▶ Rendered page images
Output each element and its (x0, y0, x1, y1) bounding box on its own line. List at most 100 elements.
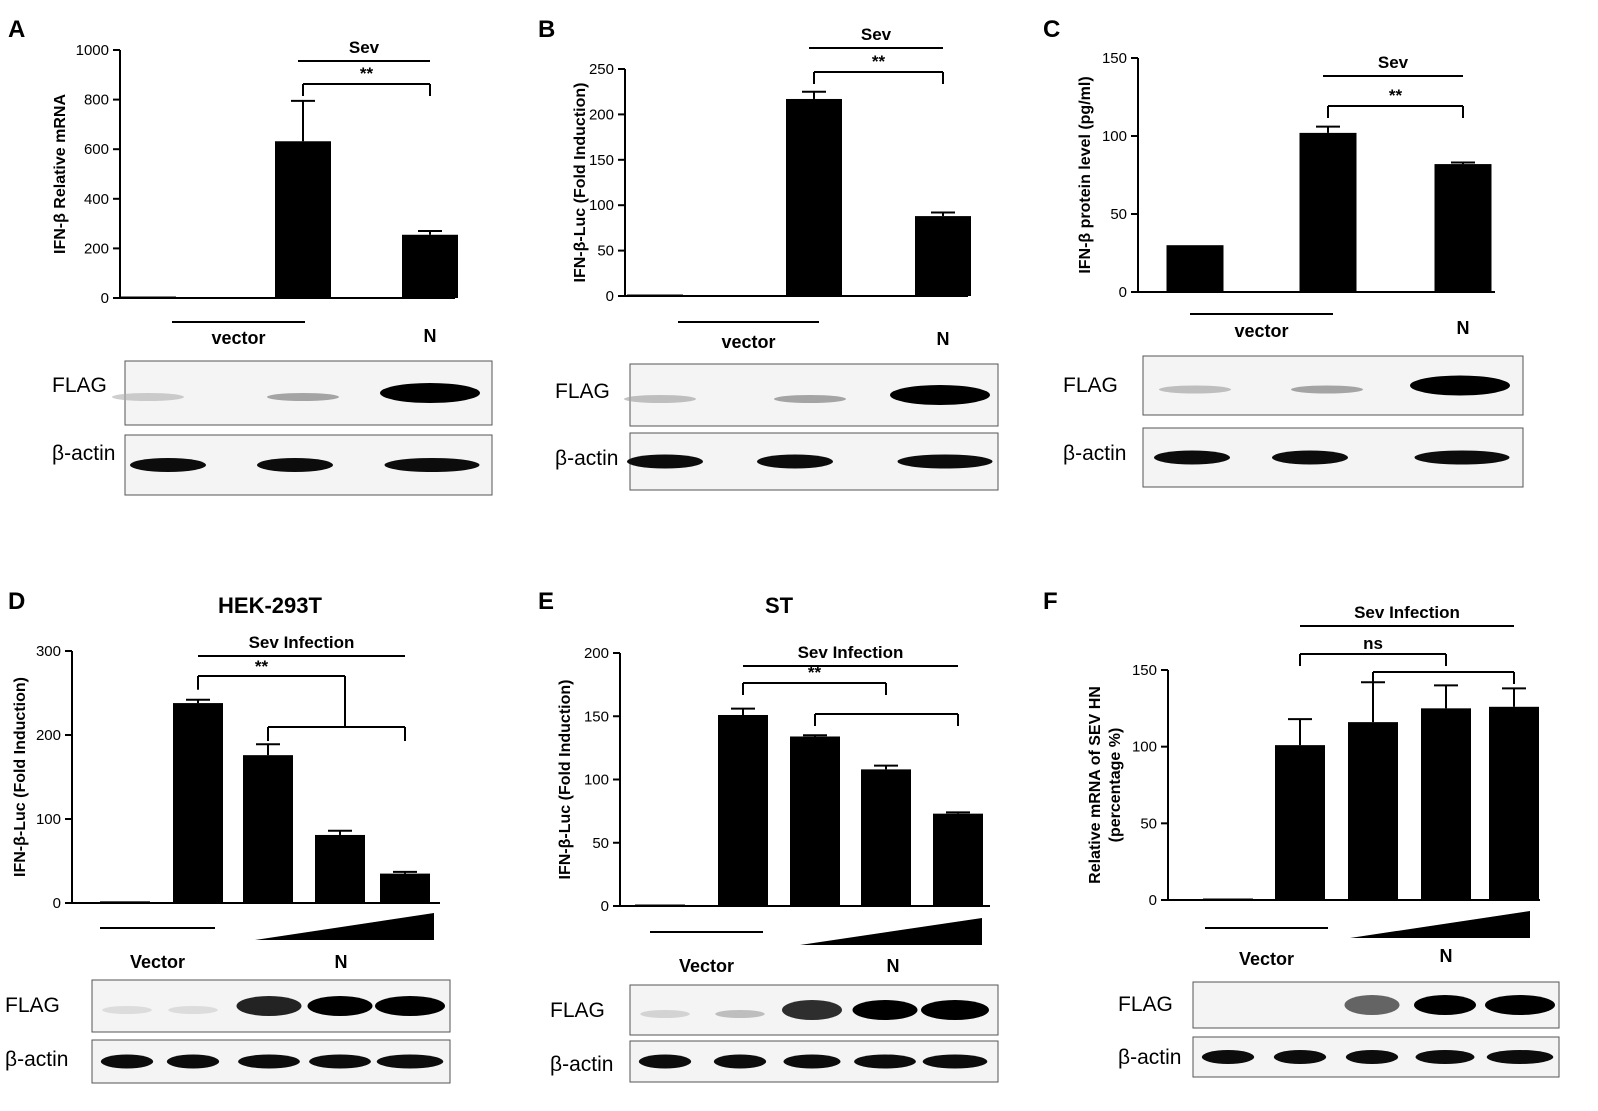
bar (933, 813, 983, 906)
blot-band (854, 1054, 916, 1069)
blot-band (130, 458, 206, 472)
treatment-label: Sev Infection (798, 643, 904, 662)
panel-letter: E (538, 588, 554, 615)
y-tick-label: 0 (1119, 284, 1127, 301)
group-label: Vector (1239, 949, 1294, 969)
panel-d: D HEK-293T 0 100 200 300 IFN-β-Luc (Fold Induc… (5, 588, 451, 1084)
sig-label: ** (255, 657, 269, 676)
y-tick-label: 150 (1102, 50, 1127, 67)
sig-label: ** (360, 64, 374, 83)
group-label: N (937, 329, 950, 349)
group-label: Vector (130, 952, 185, 972)
blot-band (168, 1006, 218, 1014)
y-axis-label: IFN-β-Luc (Fold Induction) (557, 680, 574, 880)
blot-band (112, 393, 184, 401)
blot-band (1410, 375, 1510, 396)
group-label: N (1440, 946, 1453, 966)
bar (380, 873, 430, 903)
blot-label-actin: β-actin (1063, 442, 1126, 465)
blot-band (1154, 450, 1230, 465)
blot-label-actin: β-actin (1118, 1046, 1181, 1069)
blot-band (852, 1000, 918, 1020)
blot-band (1291, 385, 1363, 394)
blot-label-flag: FLAG (550, 999, 605, 1022)
y-tick-label: 200 (84, 240, 109, 257)
panel-f: F 0 50 100 150 Relative mRNA of SEV HN (percen… (1043, 588, 1560, 1078)
y-tick-label: 50 (1110, 206, 1127, 223)
panel-letter: D (8, 588, 25, 615)
blot-band (380, 383, 480, 403)
blot-band (1159, 385, 1231, 394)
blot-band (922, 1054, 988, 1069)
panel-letter: A (8, 16, 25, 43)
group-label: vector (721, 332, 775, 352)
y-tick-label: 200 (589, 106, 614, 123)
group-label: N (335, 952, 348, 972)
blot-band (257, 458, 333, 472)
y-tick-label: 0 (606, 288, 614, 305)
blot-band (102, 1006, 152, 1014)
blot-band (624, 395, 696, 403)
y-tick-label: 100 (1132, 739, 1157, 756)
blot-band (309, 1054, 371, 1069)
bar (915, 216, 971, 296)
bar (120, 296, 176, 298)
y-tick-label: 50 (597, 243, 614, 260)
bar (1489, 706, 1539, 900)
blot-band (627, 454, 703, 469)
bar (1275, 745, 1325, 900)
sig-label: ** (1389, 86, 1403, 105)
y-tick-label: 250 (589, 61, 614, 78)
y-tick-label: 200 (36, 727, 61, 744)
bar (627, 294, 683, 296)
panel-title: HEK-293T (218, 593, 322, 618)
blot-band (757, 454, 833, 469)
blot-band (166, 1054, 220, 1069)
blot-label-flag: FLAG (1118, 993, 1173, 1016)
y-tick-label: 0 (601, 898, 609, 915)
blot-band (1414, 995, 1476, 1015)
y-axis-label: IFN-β protein level (pg/ml) (1077, 76, 1094, 273)
treatment-label: Sev (1378, 53, 1409, 72)
sig-label: ns (1363, 634, 1383, 653)
group-label: vector (1234, 321, 1288, 341)
treatment-label: Sev Infection (249, 633, 355, 652)
blot-band (1273, 1050, 1327, 1064)
y-axis-label: IFN-β-Luc (Fold Induction) (572, 83, 589, 283)
bar (173, 703, 223, 903)
y-tick-label: 50 (592, 835, 609, 852)
bar (402, 234, 458, 298)
y-tick-label: 0 (101, 290, 109, 307)
blot-band (375, 996, 445, 1016)
bar (243, 755, 293, 903)
y-tick-label: 400 (84, 191, 109, 208)
blot-band (782, 1000, 842, 1020)
y-tick-label: 0 (1149, 892, 1157, 909)
blot-band (1485, 995, 1555, 1015)
blot-label-flag: FLAG (1063, 374, 1118, 397)
blot-band (715, 1010, 765, 1018)
y-tick-label: 600 (84, 141, 109, 158)
bar (1348, 722, 1398, 900)
treatment-label: Sev (861, 25, 892, 44)
blot-band (1272, 450, 1348, 465)
sig-label: ** (872, 52, 886, 71)
bar (718, 714, 768, 906)
treatment-label: Sev (349, 38, 380, 57)
blot-band (267, 393, 339, 401)
blot-label-flag: FLAG (5, 994, 60, 1017)
y-tick-label: 150 (584, 708, 609, 725)
bar (635, 904, 685, 906)
blot-label-actin: β-actin (5, 1048, 68, 1071)
group-label: vector (211, 328, 265, 348)
bar (1203, 898, 1253, 900)
bar (100, 901, 150, 903)
dose-wedge (1350, 911, 1530, 938)
y-tick-label: 50 (1140, 815, 1157, 832)
blot-band (897, 454, 993, 469)
blot-band (774, 395, 846, 403)
bar (1421, 708, 1471, 900)
panel-letter: C (1043, 16, 1060, 43)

▶ Action item
Return each entry exactly as it appears above, but exclude the pictures.

▶ Exercise solution
Output each element and its (x0, y0, x1, y1) bounding box on its own line. List at most 100 elements.
bar (933, 813, 983, 906)
blot-band (854, 1054, 916, 1069)
blot-band (130, 458, 206, 472)
treatment-label: Sev Infection (798, 643, 904, 662)
panel-letter: E (538, 588, 554, 615)
y-tick-label: 0 (1119, 284, 1127, 301)
group-label: Vector (1239, 949, 1294, 969)
panel-d: D HEK-293T 0 100 200 300 IFN-β-Luc (Fold Induc… (5, 588, 451, 1084)
sig-label: ** (255, 657, 269, 676)
y-tick-label: 150 (1102, 50, 1127, 67)
sig-label: ** (360, 64, 374, 83)
group-label: N (937, 329, 950, 349)
group-label: Vector (130, 952, 185, 972)
blot-band (168, 1006, 218, 1014)
y-axis-label: IFN-β-Luc (Fold Induction) (557, 680, 574, 880)
blot-band (112, 393, 184, 401)
blot-band (1410, 375, 1510, 396)
group-label: N (1440, 946, 1453, 966)
bar (380, 873, 430, 903)
blot-label-actin: β-actin (1063, 442, 1126, 465)
blot-band (1154, 450, 1230, 465)
blot-label-actin: β-actin (1118, 1046, 1181, 1069)
blot-band (852, 1000, 918, 1020)
blot-band (1291, 385, 1363, 394)
blot-label-flag: FLAG (550, 999, 605, 1022)
y-tick-label: 200 (84, 240, 109, 257)
panel-f: F 0 50 100 150 Relative mRNA of SEV HN (percen… (1043, 588, 1560, 1078)
y-tick-label: 50 (1110, 206, 1127, 223)
panel-letter: D (8, 588, 25, 615)
blot-band (380, 383, 480, 403)
blot-band (1159, 385, 1231, 394)
blot-band (922, 1054, 988, 1069)
panel-letter: A (8, 16, 25, 43)
group-label: vector (721, 332, 775, 352)
y-tick-label: 200 (589, 106, 614, 123)
group-label: N (335, 952, 348, 972)
blot-band (257, 458, 333, 472)
y-tick-label: 0 (606, 288, 614, 305)
blot-band (102, 1006, 152, 1014)
blot-band (624, 395, 696, 403)
y-tick-label: 100 (1132, 739, 1157, 756)
blot-band (309, 1054, 371, 1069)
bar (915, 216, 971, 296)
bar (120, 296, 176, 298)
y-tick-label: 50 (597, 243, 614, 260)
bar (1489, 706, 1539, 900)
blot-band (627, 454, 703, 469)
bar (1275, 745, 1325, 900)
sig-label: ** (1389, 86, 1403, 105)
y-tick-label: 250 (589, 61, 614, 78)
y-tick-label: 200 (36, 727, 61, 744)
bar (627, 294, 683, 296)
panel-title: HEK-293T (218, 593, 322, 618)
blot-band (757, 454, 833, 469)
blot-band (166, 1054, 220, 1069)
blot-label-flag: FLAG (1118, 993, 1173, 1016)
y-tick-label: 0 (601, 898, 609, 915)
blot-band (1414, 995, 1476, 1015)
y-axis-label: IFN-β protein level (pg/ml) (1077, 76, 1094, 273)
treatment-label: Sev (1378, 53, 1409, 72)
sig-label: ns (1363, 634, 1383, 653)
group-label: vector (1234, 321, 1288, 341)
treatment-label: Sev Infection (249, 633, 355, 652)
blot-band (1273, 1050, 1327, 1064)
y-axis-label: IFN-β-Luc (Fold Induction) (572, 83, 589, 283)
bar (173, 703, 223, 903)
y-tick-label: 50 (592, 835, 609, 852)
bar (402, 234, 458, 298)
y-tick-label: 0 (101, 290, 109, 307)
blot-band (375, 996, 445, 1016)
bar (243, 755, 293, 903)
y-tick-label: 400 (84, 191, 109, 208)
blot-band (782, 1000, 842, 1020)
y-tick-label: 0 (1149, 892, 1157, 909)
blot-band (1485, 995, 1555, 1015)
blot-label-flag: FLAG (1063, 374, 1118, 397)
blot-band (715, 1010, 765, 1018)
y-tick-label: 600 (84, 141, 109, 158)
bar (1348, 722, 1398, 900)
treatment-label: Sev (861, 25, 892, 44)
blot-band (1272, 450, 1348, 465)
sig-label: ** (872, 52, 886, 71)
bar (718, 714, 768, 906)
treatment-label: Sev (349, 38, 380, 57)
blot-band (267, 393, 339, 401)
blot-label-flag: FLAG (5, 994, 60, 1017)
y-tick-label: 150 (584, 708, 609, 725)
bar (635, 904, 685, 906)
blot-label-actin: β-actin (5, 1048, 68, 1071)
group-label: vector (211, 328, 265, 348)
bar (1203, 898, 1253, 900)
bar (100, 901, 150, 903)
dose-wedge (1350, 911, 1530, 938)
y-tick-label: 50 (1140, 815, 1157, 832)
blot-band (897, 454, 993, 469)
blot-band (774, 395, 846, 403)
bar (1421, 708, 1471, 900)
panel-letter: C (1043, 16, 1060, 43)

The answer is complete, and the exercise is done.